**** ARTICLE ****
The scope of regulation of the law may be limited or unlimited. The scope of
regulation of the law can be unlimited, as in the UK, the US, Italy, socialist countries,
and France under the Third and Fourth Republics. The scope of regulation of the law
can also be limited, as in France under the Fifth Republic (from 1958 to the present). In
the case of limitations, there is a division between the legislative authority of the
parliament and the regulatory authority of the government.
Both codes and law from constitutional provisions, and both are enacted by the
National Assembly, thus having equal roles and legal validity within the legal text
system. The main difference between statutes and codes lies in their level and scope of
regulation. Generally, codes have a higher level of synthesis, with a broader scope that
encompasses a complete area of significant social relations such as criminal, civil, labor,
and maritime law. In contrast, statutes only regulate narrower groups or types of social
relations. Both statutes and codes play fundamental roles in the system of normative
legal texts.
- Decree (Décret): A decree issued by the President (in France, since 1958, the
Prime Minister can also issue them) has lower legal authority than laws. However, there
are decrees issued in areas of law under the authorization of the parliament that will
have legal effect equivalent to that of laws.
****
GIVEN INSTRUCTION 1
From the text on the scope of legal regulation, list the areas of social relations that codes are said to encompass.
GIVEN INSTRUCTION 2
Return the part of the text on the scope of legal regulation starting with "- Decree (Décret): A" and going on through "that of laws.".
**** DATA ENTRIES ****
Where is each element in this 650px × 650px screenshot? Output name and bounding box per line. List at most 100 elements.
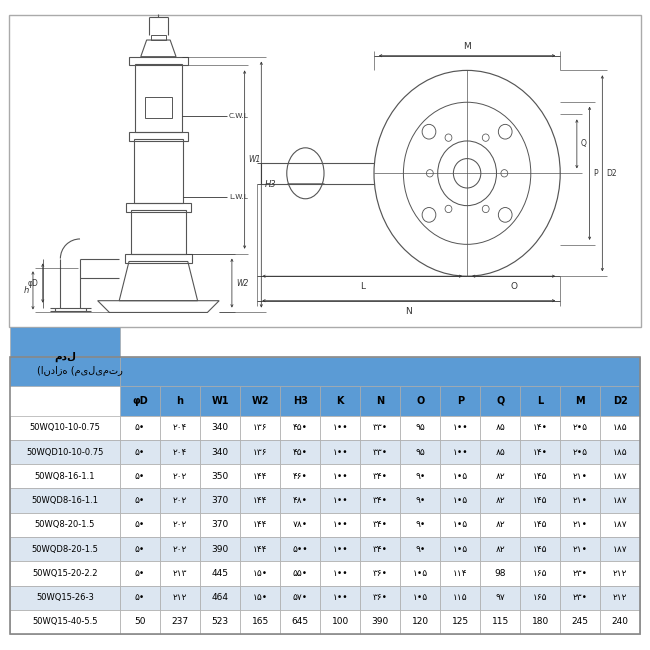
Bar bbox=[280, 386, 320, 416]
Bar bbox=[520, 513, 560, 537]
Bar bbox=[120, 561, 160, 586]
Text: ۱••: ۱•• bbox=[332, 423, 348, 432]
Bar bbox=[520, 537, 560, 561]
Text: 165: 165 bbox=[252, 618, 268, 627]
Bar bbox=[240, 489, 280, 513]
Bar bbox=[280, 537, 320, 561]
Bar bbox=[360, 416, 400, 440]
Bar bbox=[240, 386, 280, 416]
Bar bbox=[601, 416, 640, 440]
Bar bbox=[160, 537, 200, 561]
Bar bbox=[320, 537, 360, 561]
Text: O: O bbox=[416, 396, 424, 406]
Text: 370: 370 bbox=[211, 496, 229, 505]
Text: ۱۴•: ۱۴• bbox=[533, 448, 548, 456]
Bar bbox=[560, 537, 601, 561]
Bar bbox=[160, 513, 200, 537]
Text: 50WQ15-20-2.2: 50WQ15-20-2.2 bbox=[32, 569, 98, 578]
Text: ۸۲: ۸۲ bbox=[495, 472, 505, 481]
Text: D2: D2 bbox=[606, 169, 617, 178]
Bar bbox=[560, 561, 601, 586]
Text: ۱•۵: ۱•۵ bbox=[413, 569, 428, 578]
Text: ۹•: ۹• bbox=[415, 545, 425, 554]
Bar bbox=[601, 464, 640, 489]
Bar bbox=[120, 416, 160, 440]
Text: ۲۱•: ۲۱• bbox=[573, 521, 588, 529]
Text: ۱۸۷: ۱۸۷ bbox=[613, 472, 628, 481]
Text: M: M bbox=[575, 396, 585, 406]
Bar bbox=[320, 561, 360, 586]
Bar bbox=[480, 586, 520, 610]
Bar bbox=[131, 209, 186, 254]
Text: (اندازه (میلیمتر: (اندازه (میلیمتر bbox=[37, 367, 124, 376]
Bar bbox=[560, 386, 601, 416]
Bar bbox=[135, 64, 182, 132]
Bar bbox=[320, 513, 360, 537]
Bar bbox=[120, 537, 160, 561]
Bar bbox=[280, 513, 320, 537]
Text: K: K bbox=[337, 396, 344, 406]
Bar bbox=[10, 464, 120, 489]
Text: ۳۴•: ۳۴• bbox=[372, 496, 387, 505]
Bar bbox=[10, 537, 120, 561]
Bar bbox=[440, 586, 480, 610]
Text: 390: 390 bbox=[372, 618, 389, 627]
Bar bbox=[601, 513, 640, 537]
Bar bbox=[126, 203, 190, 211]
Text: N: N bbox=[406, 307, 412, 315]
Bar bbox=[520, 610, 560, 634]
Bar bbox=[601, 610, 640, 634]
Bar bbox=[560, 586, 601, 610]
Text: ۱۱۵: ۱۱۵ bbox=[453, 593, 467, 602]
Text: 350: 350 bbox=[211, 472, 229, 481]
Bar bbox=[601, 440, 640, 464]
Bar bbox=[560, 489, 601, 513]
Text: 120: 120 bbox=[411, 618, 429, 627]
Bar bbox=[120, 386, 160, 416]
Bar bbox=[280, 464, 320, 489]
Bar bbox=[560, 513, 601, 537]
Bar bbox=[400, 440, 440, 464]
Text: ۵•: ۵• bbox=[135, 593, 145, 602]
Text: ۱••: ۱•• bbox=[332, 545, 348, 554]
Text: 340: 340 bbox=[211, 448, 229, 456]
Bar bbox=[480, 489, 520, 513]
Text: M: M bbox=[463, 42, 471, 51]
Bar bbox=[440, 416, 480, 440]
Text: H3: H3 bbox=[265, 180, 277, 189]
Text: 100: 100 bbox=[332, 618, 349, 627]
Text: 50WQD8-20-1.5: 50WQD8-20-1.5 bbox=[31, 545, 98, 554]
Text: ۱•۵: ۱•۵ bbox=[413, 593, 428, 602]
Text: ۱۴۵: ۱۴۵ bbox=[533, 521, 547, 529]
Text: ۳۶•: ۳۶• bbox=[372, 569, 387, 578]
Bar bbox=[601, 386, 640, 416]
Text: ۹۷: ۹۷ bbox=[495, 593, 505, 602]
Text: φD: φD bbox=[132, 396, 148, 406]
Bar bbox=[520, 586, 560, 610]
Text: ۱۴۴: ۱۴۴ bbox=[253, 521, 267, 529]
Text: ۲۱۲: ۲۱۲ bbox=[613, 593, 627, 602]
Bar bbox=[360, 586, 400, 610]
Text: 50WQD8-16-1.1: 50WQD8-16-1.1 bbox=[31, 496, 98, 505]
Text: 523: 523 bbox=[211, 618, 229, 627]
Bar bbox=[10, 586, 120, 610]
Text: 50WQ10-10-0.75: 50WQ10-10-0.75 bbox=[29, 423, 100, 432]
Bar bbox=[200, 537, 240, 561]
Text: ۳۶•: ۳۶• bbox=[372, 593, 387, 602]
Bar bbox=[200, 586, 240, 610]
Text: φD: φD bbox=[28, 279, 39, 287]
Text: ۲۳•: ۲۳• bbox=[573, 593, 588, 602]
Text: ۷۸•: ۷۸• bbox=[292, 521, 307, 529]
Text: D2: D2 bbox=[613, 396, 628, 406]
Bar bbox=[120, 464, 160, 489]
Bar bbox=[120, 610, 160, 634]
Text: 240: 240 bbox=[612, 618, 629, 627]
Text: ۵•: ۵• bbox=[135, 448, 145, 456]
Bar bbox=[200, 464, 240, 489]
Text: ۱۸۷: ۱۸۷ bbox=[613, 521, 628, 529]
Text: O: O bbox=[510, 282, 517, 291]
Text: ۲۱۲: ۲۱۲ bbox=[173, 593, 187, 602]
Text: ۹۵: ۹۵ bbox=[415, 448, 425, 456]
Text: ۲۱•: ۲۱• bbox=[573, 545, 588, 554]
Bar bbox=[160, 440, 200, 464]
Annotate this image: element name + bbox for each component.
****
RESULT 1
Criminal, civil, labor, and maritime law

RESULT 2
- Decree (Décret): A decree issued by the President (in France, since 1958, the
Prime Minister can also issue them) has lower legal authority than laws. However, there
are decrees issued in areas of law under the authorization of the parliament that will
have legal effect equivalent to that of laws.